▸ **TASK INSTRUCTIONS**:
Provide the records once more, identical to the original.

Part of a data file:
· · ·
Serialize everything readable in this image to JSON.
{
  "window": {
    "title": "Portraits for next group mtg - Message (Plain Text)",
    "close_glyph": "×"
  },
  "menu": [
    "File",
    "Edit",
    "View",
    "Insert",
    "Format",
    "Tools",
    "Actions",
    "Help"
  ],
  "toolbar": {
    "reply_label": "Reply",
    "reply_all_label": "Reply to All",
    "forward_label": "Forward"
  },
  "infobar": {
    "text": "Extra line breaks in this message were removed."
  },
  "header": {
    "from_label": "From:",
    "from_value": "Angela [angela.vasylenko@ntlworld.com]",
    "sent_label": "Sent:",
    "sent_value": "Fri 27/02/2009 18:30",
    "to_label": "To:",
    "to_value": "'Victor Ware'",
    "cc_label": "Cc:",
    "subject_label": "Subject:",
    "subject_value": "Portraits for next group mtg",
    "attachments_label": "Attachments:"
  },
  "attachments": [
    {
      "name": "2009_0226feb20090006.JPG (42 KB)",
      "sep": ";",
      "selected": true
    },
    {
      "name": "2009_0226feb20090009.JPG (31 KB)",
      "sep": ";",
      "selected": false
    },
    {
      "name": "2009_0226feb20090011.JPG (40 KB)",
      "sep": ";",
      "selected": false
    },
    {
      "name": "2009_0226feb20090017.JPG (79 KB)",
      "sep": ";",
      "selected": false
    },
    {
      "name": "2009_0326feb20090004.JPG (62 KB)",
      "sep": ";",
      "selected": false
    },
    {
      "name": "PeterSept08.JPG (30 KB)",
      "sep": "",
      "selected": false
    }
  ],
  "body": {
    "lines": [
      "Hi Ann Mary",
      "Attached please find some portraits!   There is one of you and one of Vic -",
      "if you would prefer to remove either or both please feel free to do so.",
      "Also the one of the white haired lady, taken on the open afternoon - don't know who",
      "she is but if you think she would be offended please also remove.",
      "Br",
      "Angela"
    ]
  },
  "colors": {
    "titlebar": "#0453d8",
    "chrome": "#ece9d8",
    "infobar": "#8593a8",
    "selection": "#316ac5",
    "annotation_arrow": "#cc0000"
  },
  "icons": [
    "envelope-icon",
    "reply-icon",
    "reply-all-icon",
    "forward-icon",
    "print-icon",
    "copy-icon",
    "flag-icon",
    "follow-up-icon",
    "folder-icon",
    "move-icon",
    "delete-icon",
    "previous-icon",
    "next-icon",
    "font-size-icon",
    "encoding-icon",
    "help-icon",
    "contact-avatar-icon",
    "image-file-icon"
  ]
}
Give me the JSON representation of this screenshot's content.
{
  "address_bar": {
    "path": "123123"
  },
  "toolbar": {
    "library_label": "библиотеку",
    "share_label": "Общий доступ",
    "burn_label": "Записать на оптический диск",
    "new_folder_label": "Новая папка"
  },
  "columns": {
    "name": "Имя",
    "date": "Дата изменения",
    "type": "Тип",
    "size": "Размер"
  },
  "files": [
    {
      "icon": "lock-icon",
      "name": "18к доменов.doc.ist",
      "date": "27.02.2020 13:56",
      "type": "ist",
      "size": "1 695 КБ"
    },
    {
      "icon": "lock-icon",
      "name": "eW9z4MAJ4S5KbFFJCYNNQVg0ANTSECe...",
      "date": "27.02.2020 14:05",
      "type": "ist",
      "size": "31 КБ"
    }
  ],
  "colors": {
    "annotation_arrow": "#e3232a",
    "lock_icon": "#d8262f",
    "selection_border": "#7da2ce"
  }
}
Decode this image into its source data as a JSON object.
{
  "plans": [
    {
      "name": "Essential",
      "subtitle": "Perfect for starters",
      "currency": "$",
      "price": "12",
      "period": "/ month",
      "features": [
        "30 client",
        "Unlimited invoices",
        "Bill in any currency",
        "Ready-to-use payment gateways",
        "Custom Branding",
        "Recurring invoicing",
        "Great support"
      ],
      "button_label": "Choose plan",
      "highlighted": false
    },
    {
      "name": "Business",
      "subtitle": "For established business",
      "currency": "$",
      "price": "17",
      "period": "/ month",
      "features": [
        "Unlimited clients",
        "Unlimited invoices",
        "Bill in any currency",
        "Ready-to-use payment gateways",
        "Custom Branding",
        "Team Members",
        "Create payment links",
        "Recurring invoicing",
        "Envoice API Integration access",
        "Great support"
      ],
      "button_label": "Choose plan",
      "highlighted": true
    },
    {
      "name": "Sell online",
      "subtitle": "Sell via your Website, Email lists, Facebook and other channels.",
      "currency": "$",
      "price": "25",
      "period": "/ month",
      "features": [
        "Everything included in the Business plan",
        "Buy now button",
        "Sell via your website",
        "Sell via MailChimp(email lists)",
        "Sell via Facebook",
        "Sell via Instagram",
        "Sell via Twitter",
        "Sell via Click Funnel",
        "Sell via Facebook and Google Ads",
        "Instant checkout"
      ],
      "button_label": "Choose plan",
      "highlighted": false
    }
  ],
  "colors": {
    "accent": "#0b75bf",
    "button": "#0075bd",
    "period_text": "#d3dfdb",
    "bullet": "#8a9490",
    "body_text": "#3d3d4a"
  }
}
· · ·
▸ **SOLUTION TO THE PROBLEM**:
Serialize everything readable in this image to JSON.
{
  "window": {
    "title": "Portraits for next group mtg - Message (Plain Text)",
    "close_glyph": "×"
  },
  "menu": [
    "File",
    "Edit",
    "View",
    "Insert",
    "Format",
    "Tools",
    "Actions",
    "Help"
  ],
  "toolbar": {
    "reply_label": "Reply",
    "reply_all_label": "Reply to All",
    "forward_label": "Forward"
  },
  "infobar": {
    "text": "Extra line breaks in this message were removed."
  },
  "header": {
    "from_label": "From:",
    "from_value": "Angela [angela.vasylenko@ntlworld.com]",
    "sent_label": "Sent:",
    "sent_value": "Fri 27/02/2009 18:30",
    "to_label": "To:",
    "to_value": "'Victor Ware'",
    "cc_label": "Cc:",
    "subject_label": "Subject:",
    "subject_value": "Portraits for next group mtg",
    "attachments_label": "Attachments:"
  },
  "attachments": [
    {
      "name": "2009_0226feb20090006.JPG (42 KB)",
      "sep": ";",
      "selected": true
    },
    {
      "name": "2009_0226feb20090009.JPG (31 KB)",
      "sep": ";",
      "selected": false
    },
    {
      "name": "2009_0226feb20090011.JPG (40 KB)",
      "sep": ";",
      "selected": false
    },
    {
      "name": "2009_0226feb20090017.JPG (79 KB)",
      "sep": ";",
      "selected": false
    },
    {
      "name": "2009_0326feb20090004.JPG (62 KB)",
      "sep": ";",
      "selected": false
    },
    {
      "name": "PeterSept08.JPG (30 KB)",
      "sep": "",
      "selected": false
    }
  ],
  "body": {
    "lines": [
      "Hi Ann Mary",
      "Attached please find some portraits!   There is one of you and one of Vic -",
      "if you would prefer to remove either or both please feel free to do so.",
      "Also the one of the white haired lady, taken on the open afternoon - don't know who",
      "she is but if you think she would be offended please also remove.",
      "Br",
      "Angela"
    ]
  },
  "colors": {
    "titlebar": "#0453d8",
    "chrome": "#ece9d8",
    "infobar": "#8593a8",
    "selection": "#316ac5",
    "annotation_arrow": "#cc0000"
  },
  "icons": [
    "envelope-icon",
    "reply-icon",
    "reply-all-icon",
    "forward-icon",
    "print-icon",
    "copy-icon",
    "flag-icon",
    "follow-up-icon",
    "folder-icon",
    "move-icon",
    "delete-icon",
    "previous-icon",
    "next-icon",
    "font-size-icon",
    "encoding-icon",
    "help-icon",
    "contact-avatar-icon",
    "image-file-icon"
  ]
}
Give me the JSON representation of this screenshot's content.
{
  "address_bar": {
    "path": "123123"
  },
  "toolbar": {
    "library_label": "библиотеку",
    "share_label": "Общий доступ",
    "burn_label": "Записать на оптический диск",
    "new_folder_label": "Новая папка"
  },
  "columns": {
    "name": "Имя",
    "date": "Дата изменения",
    "type": "Тип",
    "size": "Размер"
  },
  "files": [
    {
      "icon": "lock-icon",
      "name": "18к доменов.doc.ist",
      "date": "27.02.2020 13:56",
      "type": "ist",
      "size": "1 695 КБ"
    },
    {
      "icon": "lock-icon",
      "name": "eW9z4MAJ4S5KbFFJCYNNQVg0ANTSECe...",
      "date": "27.02.2020 14:05",
      "type": "ist",
      "size": "31 КБ"
    }
  ],
  "colors": {
    "annotation_arrow": "#e3232a",
    "lock_icon": "#d8262f",
    "selection_border": "#7da2ce"
  }
}
Decode this image into its source data as a JSON object.
{
  "plans": [
    {
      "name": "Essential",
      "subtitle": "Perfect for starters",
      "currency": "$",
      "price": "12",
      "period": "/ month",
      "features": [
        "30 client",
        "Unlimited invoices",
        "Bill in any currency",
        "Ready-to-use payment gateways",
        "Custom Branding",
        "Recurring invoicing",
        "Great support"
      ],
      "button_label": "Choose plan",
      "highlighted": false
    },
    {
      "name": "Business",
      "subtitle": "For established business",
      "currency": "$",
      "price": "17",
      "period": "/ month",
      "features": [
        "Unlimited clients",
        "Unlimited invoices",
        "Bill in any currency",
        "Ready-to-use payment gateways",
        "Custom Branding",
        "Team Members",
        "Create payment links",
        "Recurring invoicing",
        "Envoice API Integration access",
        "Great support"
      ],
      "button_label": "Choose plan",
      "highlighted": true
    },
    {
      "name": "Sell online",
      "subtitle": "Sell via your Website, Email lists, Facebook and other channels.",
      "currency": "$",
      "price": "25",
      "period": "/ month",
      "features": [
        "Everything included in the Business plan",
        "Buy now button",
        "Sell via your website",
        "Sell via MailChimp(email lists)",
        "Sell via Facebook",
        "Sell via Instagram",
        "Sell via Twitter",
        "Sell via Click Funnel",
        "Sell via Facebook and Google Ads",
        "Instant checkout"
      ],
      "button_label": "Choose plan",
      "highlighted": false
    }
  ],
  "colors": {
    "accent": "#0b75bf",
    "button": "#0075bd",
    "period_text": "#d3dfdb",
    "bullet": "#8a9490",
    "body_text": "#3d3d4a"
  }
}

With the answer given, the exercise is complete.